Saved data entries
"""
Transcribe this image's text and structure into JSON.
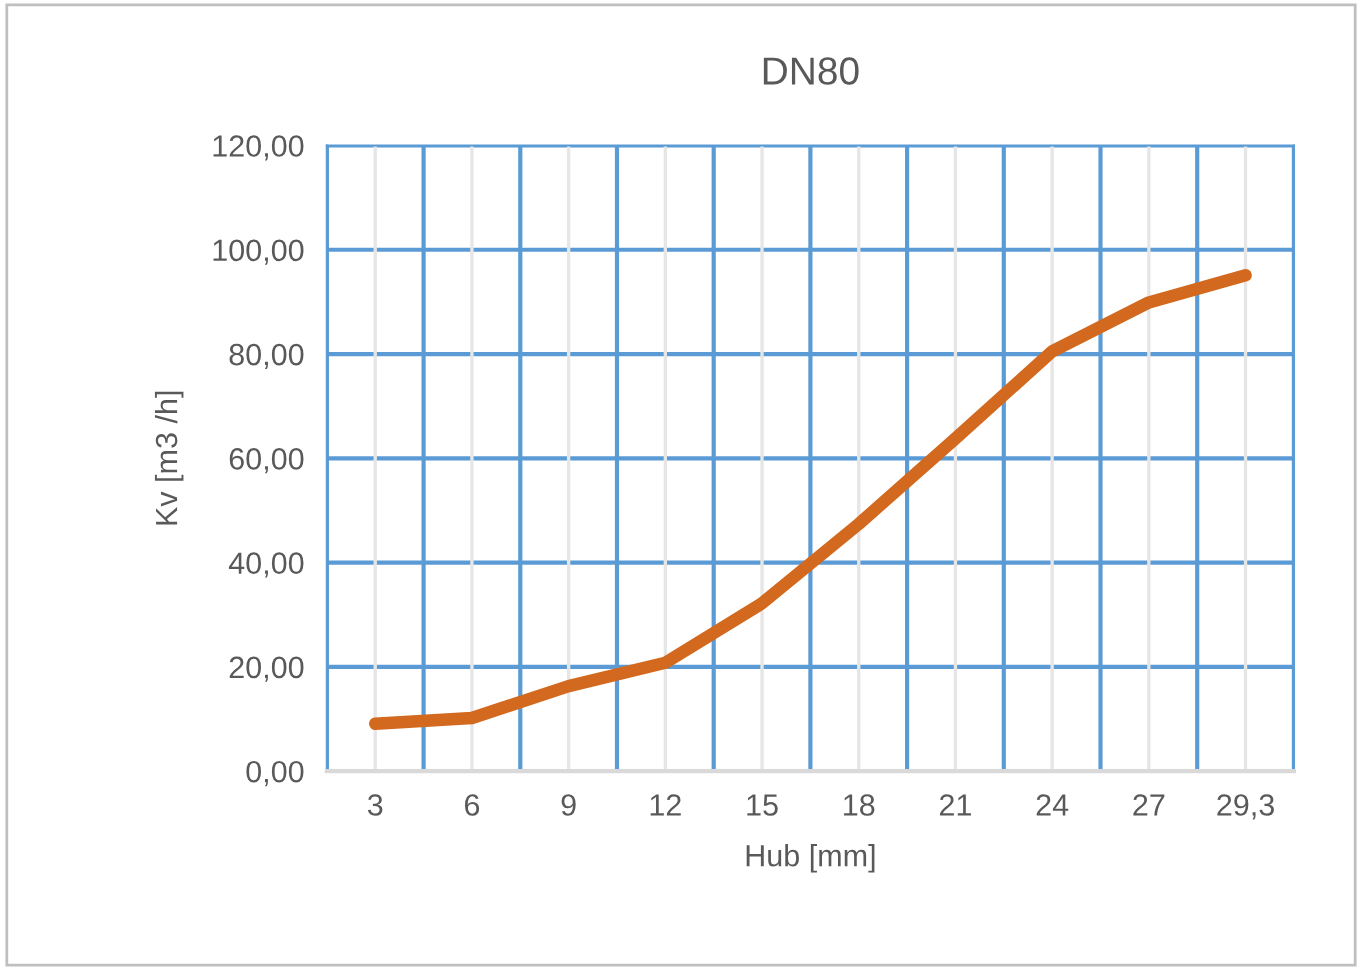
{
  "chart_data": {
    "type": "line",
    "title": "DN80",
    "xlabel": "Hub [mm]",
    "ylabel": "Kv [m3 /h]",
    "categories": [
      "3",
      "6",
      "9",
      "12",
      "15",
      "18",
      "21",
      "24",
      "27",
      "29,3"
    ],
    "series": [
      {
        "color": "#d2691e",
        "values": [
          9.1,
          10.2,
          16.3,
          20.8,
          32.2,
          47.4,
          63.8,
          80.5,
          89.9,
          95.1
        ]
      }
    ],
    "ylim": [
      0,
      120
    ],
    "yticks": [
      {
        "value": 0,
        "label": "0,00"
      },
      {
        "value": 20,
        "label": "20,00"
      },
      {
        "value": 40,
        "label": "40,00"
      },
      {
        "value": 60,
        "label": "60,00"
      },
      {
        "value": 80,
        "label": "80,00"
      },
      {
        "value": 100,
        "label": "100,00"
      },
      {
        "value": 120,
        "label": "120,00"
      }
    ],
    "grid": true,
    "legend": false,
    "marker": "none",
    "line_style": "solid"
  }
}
"""
- EXERCISE -
Do not include the images; transcribe the rest of the listing exactly.

- RESPONSE TO THE TASK -
Transcribe this image's text and structure into JSON.
{
  "chart_data": {
    "type": "line",
    "title": "DN80",
    "xlabel": "Hub [mm]",
    "ylabel": "Kv [m3 /h]",
    "categories": [
      "3",
      "6",
      "9",
      "12",
      "15",
      "18",
      "21",
      "24",
      "27",
      "29,3"
    ],
    "series": [
      {
        "color": "#d2691e",
        "values": [
          9.1,
          10.2,
          16.3,
          20.8,
          32.2,
          47.4,
          63.8,
          80.5,
          89.9,
          95.1
        ]
      }
    ],
    "ylim": [
      0,
      120
    ],
    "yticks": [
      {
        "value": 0,
        "label": "0,00"
      },
      {
        "value": 20,
        "label": "20,00"
      },
      {
        "value": 40,
        "label": "40,00"
      },
      {
        "value": 60,
        "label": "60,00"
      },
      {
        "value": 80,
        "label": "80,00"
      },
      {
        "value": 100,
        "label": "100,00"
      },
      {
        "value": 120,
        "label": "120,00"
      }
    ],
    "grid": true,
    "legend": false,
    "marker": "none",
    "line_style": "solid"
  }
}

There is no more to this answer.